* [Directions for this task] Return each line containing the string "字段选择组".

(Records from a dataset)
▼▼▼
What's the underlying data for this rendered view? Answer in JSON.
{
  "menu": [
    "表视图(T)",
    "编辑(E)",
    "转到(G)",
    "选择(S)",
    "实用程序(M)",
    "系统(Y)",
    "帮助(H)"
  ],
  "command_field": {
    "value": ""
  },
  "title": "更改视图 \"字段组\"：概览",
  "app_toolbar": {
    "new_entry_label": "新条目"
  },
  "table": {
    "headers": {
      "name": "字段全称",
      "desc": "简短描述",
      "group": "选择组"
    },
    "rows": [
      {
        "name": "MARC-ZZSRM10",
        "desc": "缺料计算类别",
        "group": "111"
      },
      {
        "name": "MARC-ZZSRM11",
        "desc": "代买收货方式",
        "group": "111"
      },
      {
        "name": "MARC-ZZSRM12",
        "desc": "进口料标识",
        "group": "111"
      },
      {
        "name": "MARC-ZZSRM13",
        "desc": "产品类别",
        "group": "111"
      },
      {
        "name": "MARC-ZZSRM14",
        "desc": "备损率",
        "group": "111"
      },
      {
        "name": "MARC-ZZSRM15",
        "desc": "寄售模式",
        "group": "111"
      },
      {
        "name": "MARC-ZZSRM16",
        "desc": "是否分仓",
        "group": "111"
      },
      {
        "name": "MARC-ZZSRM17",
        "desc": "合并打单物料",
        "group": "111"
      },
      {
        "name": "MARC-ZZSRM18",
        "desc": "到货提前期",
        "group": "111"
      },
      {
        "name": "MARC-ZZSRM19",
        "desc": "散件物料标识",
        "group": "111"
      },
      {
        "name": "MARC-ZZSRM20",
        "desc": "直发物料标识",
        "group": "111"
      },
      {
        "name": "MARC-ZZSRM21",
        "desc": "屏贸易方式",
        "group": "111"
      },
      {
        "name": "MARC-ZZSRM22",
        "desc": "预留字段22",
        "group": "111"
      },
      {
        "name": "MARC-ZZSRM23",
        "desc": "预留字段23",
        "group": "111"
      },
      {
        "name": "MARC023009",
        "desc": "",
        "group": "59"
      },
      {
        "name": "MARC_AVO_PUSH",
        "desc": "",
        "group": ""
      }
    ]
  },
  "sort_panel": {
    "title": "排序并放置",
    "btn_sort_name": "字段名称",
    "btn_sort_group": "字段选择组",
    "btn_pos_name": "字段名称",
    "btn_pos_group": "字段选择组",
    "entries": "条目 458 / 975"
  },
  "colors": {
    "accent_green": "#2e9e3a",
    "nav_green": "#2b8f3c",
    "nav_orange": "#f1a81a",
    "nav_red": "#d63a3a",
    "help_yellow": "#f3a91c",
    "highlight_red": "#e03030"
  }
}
▲▲▲
* [Completed task]
    "btn_sort_group": "字段选择组",
    "btn_pos_group": "字段选择组",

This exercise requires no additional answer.